# Request
Going through the material below, please gather all lines with the word "spectrogram" in them.

# Data entries for graphics
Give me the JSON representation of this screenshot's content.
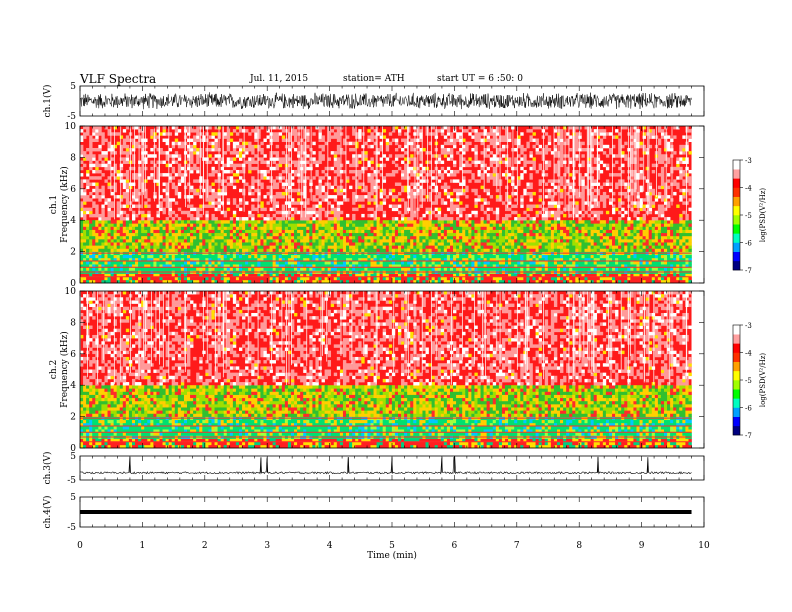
{
  "header": {
    "title": "VLF  Spectra",
    "date": "Jul.  11,  2015",
    "station": "station= ATH",
    "start": "start  UT  =   6  :50: 0"
  },
  "colorbar": {
    "label": "log(PSD(V²/Hz)",
    "ticks": [
      "-3",
      "-4",
      "-5",
      "-6",
      "-7"
    ],
    "colors": [
      "#000080",
      "#0000ff",
      "#00a0ff",
      "#00ffc0",
      "#00ff00",
      "#a0ff00",
      "#ffff00",
      "#ffa000",
      "#ff3000",
      "#ff0000",
      "#ffa0a0",
      "#ffffff"
    ]
  },
  "chart_data": [
    {
      "type": "line",
      "panel": "ch.1",
      "ylabel": "ch.1(V)",
      "ylim": [
        -5,
        5
      ],
      "yticks": [
        "5",
        "-5"
      ],
      "description_values": {
        "amplitude_range": [
          -3,
          3
        ]
      }
    },
    {
      "type": "heatmap",
      "panel": "ch.1 spectrogram",
      "ylabel_lines": [
        "ch.1",
        "Frequency  (kHz)"
      ],
      "ylim": [
        0,
        10
      ],
      "yticks": [
        "0",
        "2",
        "4",
        "6",
        "8",
        "10"
      ],
      "color_range": [
        -7,
        -3
      ],
      "bands_khz": {
        "green_band": [
          0.5,
          2.0
        ],
        "green_yellow_band": [
          2.0,
          4.0
        ],
        "red_upper": [
          4.0,
          10.0
        ]
      },
      "data_end_min": 9.8
    },
    {
      "type": "heatmap",
      "panel": "ch.2 spectrogram",
      "ylabel_lines": [
        "ch.2",
        "Frequency  (kHz)"
      ],
      "ylim": [
        0,
        10
      ],
      "yticks": [
        "0",
        "2",
        "4",
        "6",
        "8",
        "10"
      ],
      "color_range": [
        -7,
        -3
      ],
      "bands_khz": {
        "green_band": [
          0.5,
          2.0
        ],
        "green_yellow_band": [
          2.0,
          4.0
        ],
        "red_upper": [
          4.0,
          10.0
        ]
      },
      "data_end_min": 9.8
    },
    {
      "type": "line",
      "panel": "ch.3",
      "ylabel": "ch.3(V)",
      "ylim": [
        -5,
        5
      ],
      "yticks": [
        "5",
        "-5"
      ],
      "spikes_min": [
        0.8,
        2.9,
        3.0,
        4.3,
        5.0,
        5.8,
        6.0,
        8.3,
        9.1
      ]
    },
    {
      "type": "line",
      "panel": "ch.4",
      "ylabel": "ch.4(V)",
      "ylim": [
        -5,
        5
      ],
      "yticks": [
        "5",
        "-5"
      ],
      "constant_value": 0
    }
  ],
  "xaxis": {
    "label": "Time  (min)",
    "ticks": [
      "0",
      "1",
      "2",
      "3",
      "4",
      "5",
      "6",
      "7",
      "8",
      "9",
      "10"
    ],
    "xlim": [
      0,
      10
    ]
  }
}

# Expected output
      "panel": "ch.1 spectrogram",
      "panel": "ch.2 spectrogram",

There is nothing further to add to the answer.